State how many lines include "subheading", giving the number by itself.

INPUT RECORDS
# # # # # # #
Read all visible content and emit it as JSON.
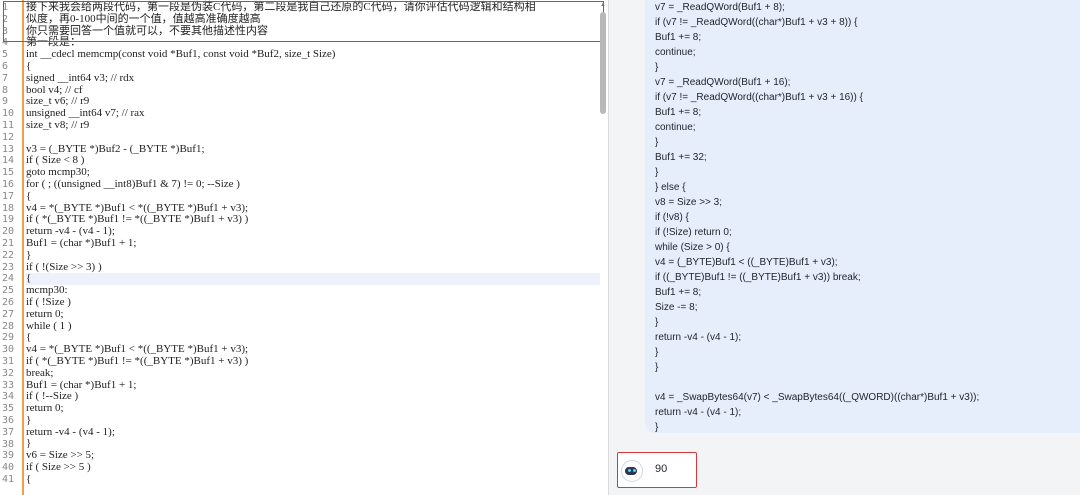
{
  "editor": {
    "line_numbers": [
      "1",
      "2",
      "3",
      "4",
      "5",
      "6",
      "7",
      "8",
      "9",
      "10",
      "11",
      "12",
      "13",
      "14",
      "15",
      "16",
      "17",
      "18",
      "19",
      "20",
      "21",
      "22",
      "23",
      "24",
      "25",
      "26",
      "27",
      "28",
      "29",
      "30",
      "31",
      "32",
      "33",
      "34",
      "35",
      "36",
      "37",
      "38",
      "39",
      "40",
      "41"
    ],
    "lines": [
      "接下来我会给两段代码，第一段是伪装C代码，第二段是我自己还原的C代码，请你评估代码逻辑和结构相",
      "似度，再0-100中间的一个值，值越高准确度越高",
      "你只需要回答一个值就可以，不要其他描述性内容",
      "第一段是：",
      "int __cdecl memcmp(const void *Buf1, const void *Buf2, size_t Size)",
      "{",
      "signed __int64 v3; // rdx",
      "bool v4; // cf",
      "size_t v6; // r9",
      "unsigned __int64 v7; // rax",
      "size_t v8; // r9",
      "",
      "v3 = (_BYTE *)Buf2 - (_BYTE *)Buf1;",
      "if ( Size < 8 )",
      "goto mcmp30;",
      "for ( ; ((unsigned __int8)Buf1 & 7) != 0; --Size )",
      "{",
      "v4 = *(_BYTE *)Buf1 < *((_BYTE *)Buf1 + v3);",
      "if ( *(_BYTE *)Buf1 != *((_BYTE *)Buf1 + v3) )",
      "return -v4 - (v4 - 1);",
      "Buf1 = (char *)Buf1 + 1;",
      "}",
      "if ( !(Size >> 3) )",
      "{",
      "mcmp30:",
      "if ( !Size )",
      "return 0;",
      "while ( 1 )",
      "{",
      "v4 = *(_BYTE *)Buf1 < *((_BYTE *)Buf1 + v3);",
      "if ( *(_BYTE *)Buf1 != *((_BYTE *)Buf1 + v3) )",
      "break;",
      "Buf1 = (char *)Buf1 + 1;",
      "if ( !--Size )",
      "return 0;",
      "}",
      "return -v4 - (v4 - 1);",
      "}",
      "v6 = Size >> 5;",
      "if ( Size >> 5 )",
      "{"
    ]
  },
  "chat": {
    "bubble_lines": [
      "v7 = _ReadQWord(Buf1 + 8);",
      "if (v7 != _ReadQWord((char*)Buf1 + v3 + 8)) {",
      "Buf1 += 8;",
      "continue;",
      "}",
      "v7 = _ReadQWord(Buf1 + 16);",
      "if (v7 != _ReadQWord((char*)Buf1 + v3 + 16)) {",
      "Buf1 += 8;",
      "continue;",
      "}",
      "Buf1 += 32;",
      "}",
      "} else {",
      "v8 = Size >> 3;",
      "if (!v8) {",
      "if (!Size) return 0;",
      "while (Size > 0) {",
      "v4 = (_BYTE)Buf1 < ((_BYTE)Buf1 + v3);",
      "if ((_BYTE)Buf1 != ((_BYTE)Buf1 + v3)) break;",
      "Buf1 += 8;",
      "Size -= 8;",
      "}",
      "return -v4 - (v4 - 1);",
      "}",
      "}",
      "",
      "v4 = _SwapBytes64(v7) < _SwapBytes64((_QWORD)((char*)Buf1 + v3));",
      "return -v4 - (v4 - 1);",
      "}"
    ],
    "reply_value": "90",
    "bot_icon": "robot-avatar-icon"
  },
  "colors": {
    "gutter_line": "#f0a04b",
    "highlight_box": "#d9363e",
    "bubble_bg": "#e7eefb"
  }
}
# # # # # # #
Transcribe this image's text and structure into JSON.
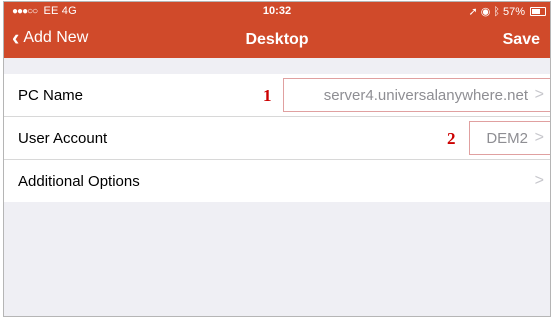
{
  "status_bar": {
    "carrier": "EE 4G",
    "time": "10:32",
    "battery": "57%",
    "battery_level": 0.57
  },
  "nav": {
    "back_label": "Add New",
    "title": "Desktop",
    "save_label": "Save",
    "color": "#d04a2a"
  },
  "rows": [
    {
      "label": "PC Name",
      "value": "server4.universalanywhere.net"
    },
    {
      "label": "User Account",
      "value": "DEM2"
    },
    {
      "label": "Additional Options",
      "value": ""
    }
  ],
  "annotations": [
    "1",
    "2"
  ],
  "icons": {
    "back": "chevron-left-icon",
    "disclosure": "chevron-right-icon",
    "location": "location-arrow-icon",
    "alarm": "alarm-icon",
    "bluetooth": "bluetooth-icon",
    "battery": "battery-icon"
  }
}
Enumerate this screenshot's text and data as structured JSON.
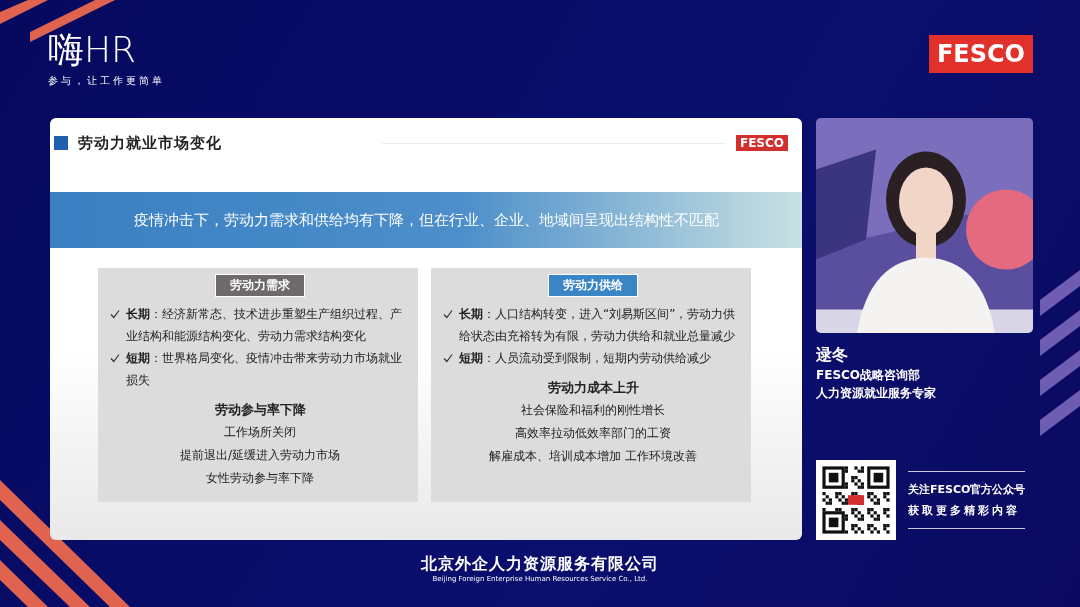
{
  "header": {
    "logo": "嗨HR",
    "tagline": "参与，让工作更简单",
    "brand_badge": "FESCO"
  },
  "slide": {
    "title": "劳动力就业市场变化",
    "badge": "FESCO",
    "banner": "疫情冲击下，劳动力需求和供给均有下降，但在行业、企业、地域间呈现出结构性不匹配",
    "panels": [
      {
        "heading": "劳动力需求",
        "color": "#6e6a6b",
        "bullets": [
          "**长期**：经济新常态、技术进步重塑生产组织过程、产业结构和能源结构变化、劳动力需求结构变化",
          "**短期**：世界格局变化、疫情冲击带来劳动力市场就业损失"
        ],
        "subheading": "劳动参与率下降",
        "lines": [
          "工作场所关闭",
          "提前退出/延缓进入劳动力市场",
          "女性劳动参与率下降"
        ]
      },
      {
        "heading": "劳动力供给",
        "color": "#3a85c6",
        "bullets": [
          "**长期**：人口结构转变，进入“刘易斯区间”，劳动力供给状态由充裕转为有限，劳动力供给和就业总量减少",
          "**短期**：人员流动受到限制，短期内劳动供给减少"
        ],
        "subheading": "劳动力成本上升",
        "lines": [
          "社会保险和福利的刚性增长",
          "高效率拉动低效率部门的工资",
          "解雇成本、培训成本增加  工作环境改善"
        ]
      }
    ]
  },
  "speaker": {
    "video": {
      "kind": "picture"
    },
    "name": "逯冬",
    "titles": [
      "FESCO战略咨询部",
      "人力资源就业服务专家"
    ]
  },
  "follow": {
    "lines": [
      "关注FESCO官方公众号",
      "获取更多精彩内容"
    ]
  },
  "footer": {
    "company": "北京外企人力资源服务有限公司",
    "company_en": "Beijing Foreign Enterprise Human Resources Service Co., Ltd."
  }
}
# # # # # # #
RESULT FOR THIS EXERCISE
2